» Required action
Repeat every record below exactly as written.

Data items:

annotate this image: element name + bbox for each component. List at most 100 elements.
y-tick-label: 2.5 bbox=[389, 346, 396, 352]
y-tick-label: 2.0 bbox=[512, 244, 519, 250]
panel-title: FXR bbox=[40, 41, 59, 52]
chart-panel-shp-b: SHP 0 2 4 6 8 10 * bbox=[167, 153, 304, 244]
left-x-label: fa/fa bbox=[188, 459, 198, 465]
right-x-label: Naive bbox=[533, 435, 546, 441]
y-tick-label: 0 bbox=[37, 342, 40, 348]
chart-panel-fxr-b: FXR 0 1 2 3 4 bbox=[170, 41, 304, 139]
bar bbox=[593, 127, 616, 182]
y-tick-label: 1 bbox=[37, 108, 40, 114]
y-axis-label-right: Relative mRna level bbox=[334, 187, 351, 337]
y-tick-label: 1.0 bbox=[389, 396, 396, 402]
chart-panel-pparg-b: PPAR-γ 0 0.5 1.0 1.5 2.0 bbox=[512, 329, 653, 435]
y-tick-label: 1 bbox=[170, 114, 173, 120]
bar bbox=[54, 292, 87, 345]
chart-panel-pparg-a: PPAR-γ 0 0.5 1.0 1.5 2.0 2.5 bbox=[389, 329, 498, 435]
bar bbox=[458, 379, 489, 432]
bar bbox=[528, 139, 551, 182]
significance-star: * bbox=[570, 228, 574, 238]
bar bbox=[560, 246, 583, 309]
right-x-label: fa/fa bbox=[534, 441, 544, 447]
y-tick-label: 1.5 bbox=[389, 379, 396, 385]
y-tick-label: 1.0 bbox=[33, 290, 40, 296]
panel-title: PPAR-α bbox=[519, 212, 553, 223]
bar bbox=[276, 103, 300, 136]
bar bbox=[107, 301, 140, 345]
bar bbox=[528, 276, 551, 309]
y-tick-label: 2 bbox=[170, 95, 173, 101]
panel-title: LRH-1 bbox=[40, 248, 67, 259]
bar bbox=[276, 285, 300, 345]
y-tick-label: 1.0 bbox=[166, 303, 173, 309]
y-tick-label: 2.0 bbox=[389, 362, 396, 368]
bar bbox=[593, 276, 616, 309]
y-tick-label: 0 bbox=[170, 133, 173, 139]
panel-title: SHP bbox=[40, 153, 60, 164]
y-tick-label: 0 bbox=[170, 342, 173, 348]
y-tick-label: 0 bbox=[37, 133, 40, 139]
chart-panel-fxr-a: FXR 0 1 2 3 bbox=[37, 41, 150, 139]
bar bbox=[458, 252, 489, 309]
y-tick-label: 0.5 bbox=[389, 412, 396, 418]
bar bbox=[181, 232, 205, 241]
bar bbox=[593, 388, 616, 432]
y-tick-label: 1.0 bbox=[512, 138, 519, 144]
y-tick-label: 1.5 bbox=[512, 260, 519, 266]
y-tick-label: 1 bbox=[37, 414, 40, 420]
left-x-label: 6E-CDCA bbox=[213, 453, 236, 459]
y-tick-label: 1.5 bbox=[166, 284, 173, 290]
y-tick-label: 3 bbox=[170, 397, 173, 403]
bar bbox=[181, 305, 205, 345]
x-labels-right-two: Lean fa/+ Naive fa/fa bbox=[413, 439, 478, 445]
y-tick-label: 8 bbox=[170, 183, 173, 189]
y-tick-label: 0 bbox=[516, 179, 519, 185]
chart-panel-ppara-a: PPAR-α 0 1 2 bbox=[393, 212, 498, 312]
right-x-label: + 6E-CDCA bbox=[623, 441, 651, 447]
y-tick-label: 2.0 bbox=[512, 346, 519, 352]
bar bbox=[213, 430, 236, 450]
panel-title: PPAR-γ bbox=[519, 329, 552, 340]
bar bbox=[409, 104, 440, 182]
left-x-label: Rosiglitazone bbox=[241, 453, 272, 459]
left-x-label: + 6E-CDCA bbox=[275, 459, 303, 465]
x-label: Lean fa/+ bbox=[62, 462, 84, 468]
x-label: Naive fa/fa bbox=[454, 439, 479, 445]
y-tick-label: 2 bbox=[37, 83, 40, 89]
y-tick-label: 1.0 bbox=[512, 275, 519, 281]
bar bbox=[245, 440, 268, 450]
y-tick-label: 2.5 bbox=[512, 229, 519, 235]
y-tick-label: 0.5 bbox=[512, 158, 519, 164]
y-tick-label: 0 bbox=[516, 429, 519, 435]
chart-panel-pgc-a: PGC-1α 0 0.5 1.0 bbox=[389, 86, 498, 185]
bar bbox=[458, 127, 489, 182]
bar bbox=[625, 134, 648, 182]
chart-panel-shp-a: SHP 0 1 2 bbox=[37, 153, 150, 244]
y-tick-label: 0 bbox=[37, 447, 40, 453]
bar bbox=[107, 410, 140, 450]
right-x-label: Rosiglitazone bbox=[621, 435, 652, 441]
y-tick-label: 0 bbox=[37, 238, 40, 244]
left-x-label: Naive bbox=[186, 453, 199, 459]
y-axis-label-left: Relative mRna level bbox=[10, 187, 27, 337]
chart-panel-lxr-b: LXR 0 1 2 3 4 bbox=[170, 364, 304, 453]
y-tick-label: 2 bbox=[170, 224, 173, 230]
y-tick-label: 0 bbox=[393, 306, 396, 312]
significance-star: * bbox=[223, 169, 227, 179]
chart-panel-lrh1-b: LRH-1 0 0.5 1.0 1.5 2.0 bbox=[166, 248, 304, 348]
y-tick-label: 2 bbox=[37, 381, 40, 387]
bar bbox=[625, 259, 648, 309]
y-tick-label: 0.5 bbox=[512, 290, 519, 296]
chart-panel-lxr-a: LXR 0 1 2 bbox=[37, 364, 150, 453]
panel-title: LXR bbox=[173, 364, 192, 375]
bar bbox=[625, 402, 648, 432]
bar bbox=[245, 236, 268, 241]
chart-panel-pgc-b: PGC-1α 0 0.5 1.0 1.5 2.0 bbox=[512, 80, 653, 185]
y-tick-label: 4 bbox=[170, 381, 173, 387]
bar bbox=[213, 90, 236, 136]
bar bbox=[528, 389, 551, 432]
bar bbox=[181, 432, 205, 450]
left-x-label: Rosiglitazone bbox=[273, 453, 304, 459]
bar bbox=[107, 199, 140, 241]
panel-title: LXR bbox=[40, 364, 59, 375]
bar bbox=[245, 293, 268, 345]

» Answer area
annotate this image: element name + bbox for each component. List at most 100 elements.
y-tick-label: 2.5 bbox=[389, 346, 396, 352]
y-tick-label: 2.0 bbox=[512, 244, 519, 250]
panel-title: FXR bbox=[40, 41, 59, 52]
chart-panel-shp-b: SHP 0 2 4 6 8 10 * bbox=[167, 153, 304, 244]
left-x-label: fa/fa bbox=[188, 459, 198, 465]
right-x-label: Naive bbox=[533, 435, 546, 441]
y-tick-label: 0 bbox=[37, 342, 40, 348]
chart-panel-fxr-b: FXR 0 1 2 3 4 bbox=[170, 41, 304, 139]
bar bbox=[593, 127, 616, 182]
y-tick-label: 1 bbox=[37, 108, 40, 114]
y-axis-label-right: Relative mRna level bbox=[334, 187, 351, 337]
y-tick-label: 1.0 bbox=[389, 396, 396, 402]
chart-panel-pparg-b: PPAR-γ 0 0.5 1.0 1.5 2.0 bbox=[512, 329, 653, 435]
y-tick-label: 1 bbox=[170, 114, 173, 120]
bar bbox=[54, 292, 87, 345]
chart-panel-pparg-a: PPAR-γ 0 0.5 1.0 1.5 2.0 2.5 bbox=[389, 329, 498, 435]
bar bbox=[458, 379, 489, 432]
bar bbox=[528, 139, 551, 182]
significance-star: * bbox=[570, 228, 574, 238]
bar bbox=[560, 246, 583, 309]
right-x-label: fa/fa bbox=[534, 441, 544, 447]
y-tick-label: 1.5 bbox=[389, 379, 396, 385]
y-tick-label: 1.0 bbox=[33, 290, 40, 296]
panel-title: PPAR-α bbox=[519, 212, 553, 223]
bar bbox=[276, 103, 300, 136]
bar bbox=[107, 301, 140, 345]
bar bbox=[528, 276, 551, 309]
y-tick-label: 2 bbox=[170, 95, 173, 101]
panel-title: LRH-1 bbox=[40, 248, 67, 259]
bar bbox=[276, 285, 300, 345]
y-tick-label: 1.0 bbox=[166, 303, 173, 309]
y-tick-label: 2.0 bbox=[389, 362, 396, 368]
bar bbox=[593, 276, 616, 309]
y-tick-label: 0 bbox=[170, 133, 173, 139]
panel-title: SHP bbox=[40, 153, 60, 164]
y-tick-label: 0 bbox=[170, 342, 173, 348]
y-tick-label: 0 bbox=[37, 133, 40, 139]
chart-panel-fxr-a: FXR 0 1 2 3 bbox=[37, 41, 150, 139]
bar bbox=[458, 252, 489, 309]
y-tick-label: 0.5 bbox=[389, 412, 396, 418]
bar bbox=[181, 232, 205, 241]
bar bbox=[593, 388, 616, 432]
y-tick-label: 1.0 bbox=[512, 138, 519, 144]
y-tick-label: 1.5 bbox=[512, 260, 519, 266]
y-tick-label: 1 bbox=[37, 414, 40, 420]
left-x-label: 6E-CDCA bbox=[213, 453, 236, 459]
y-tick-label: 1.5 bbox=[166, 284, 173, 290]
y-tick-label: 3 bbox=[170, 397, 173, 403]
bar bbox=[181, 305, 205, 345]
x-labels-right-two: Lean fa/+ Naive fa/fa bbox=[413, 439, 478, 445]
y-tick-label: 8 bbox=[170, 183, 173, 189]
y-tick-label: 0 bbox=[516, 179, 519, 185]
chart-panel-ppara-a: PPAR-α 0 1 2 bbox=[393, 212, 498, 312]
right-x-label: + 6E-CDCA bbox=[623, 441, 651, 447]
y-tick-label: 2.0 bbox=[512, 346, 519, 352]
bar bbox=[213, 430, 236, 450]
panel-title: PPAR-γ bbox=[519, 329, 552, 340]
bar bbox=[409, 104, 440, 182]
left-x-label: Rosiglitazone bbox=[241, 453, 272, 459]
left-x-label: + 6E-CDCA bbox=[275, 459, 303, 465]
x-label: Lean fa/+ bbox=[62, 462, 84, 468]
x-label: Naive fa/fa bbox=[454, 439, 479, 445]
y-tick-label: 2 bbox=[37, 83, 40, 89]
y-tick-label: 1.0 bbox=[512, 275, 519, 281]
bar bbox=[245, 440, 268, 450]
y-tick-label: 2.5 bbox=[512, 229, 519, 235]
y-tick-label: 0.5 bbox=[512, 158, 519, 164]
y-tick-label: 0 bbox=[516, 429, 519, 435]
chart-panel-pgc-a: PGC-1α 0 0.5 1.0 bbox=[389, 86, 498, 185]
bar bbox=[458, 127, 489, 182]
bar bbox=[625, 134, 648, 182]
chart-panel-shp-a: SHP 0 1 2 bbox=[37, 153, 150, 244]
y-tick-label: 0 bbox=[37, 447, 40, 453]
bar bbox=[107, 410, 140, 450]
right-x-label: Rosiglitazone bbox=[621, 435, 652, 441]
y-tick-label: 0 bbox=[37, 238, 40, 244]
left-x-label: Naive bbox=[186, 453, 199, 459]
y-axis-label-left: Relative mRna level bbox=[10, 187, 27, 337]
chart-panel-lxr-b: LXR 0 1 2 3 4 bbox=[170, 364, 304, 453]
y-tick-label: 2 bbox=[170, 224, 173, 230]
y-tick-label: 0 bbox=[393, 306, 396, 312]
significance-star: * bbox=[223, 169, 227, 179]
chart-panel-lrh1-b: LRH-1 0 0.5 1.0 1.5 2.0 bbox=[166, 248, 304, 348]
y-tick-label: 2 bbox=[37, 381, 40, 387]
bar bbox=[625, 259, 648, 309]
y-tick-label: 0.5 bbox=[512, 290, 519, 296]
chart-panel-lxr-a: LXR 0 1 2 bbox=[37, 364, 150, 453]
panel-title: LXR bbox=[173, 364, 192, 375]
bar bbox=[625, 402, 648, 432]
bar bbox=[245, 236, 268, 241]
chart-panel-pgc-b: PGC-1α 0 0.5 1.0 1.5 2.0 bbox=[512, 80, 653, 185]
y-tick-label: 4 bbox=[170, 381, 173, 387]
bar bbox=[213, 90, 236, 136]
bar bbox=[528, 389, 551, 432]
bar bbox=[181, 432, 205, 450]
left-x-label: Rosiglitazone bbox=[273, 453, 304, 459]
bar bbox=[107, 199, 140, 241]
panel-title: LXR bbox=[40, 364, 59, 375]
bar bbox=[245, 293, 268, 345]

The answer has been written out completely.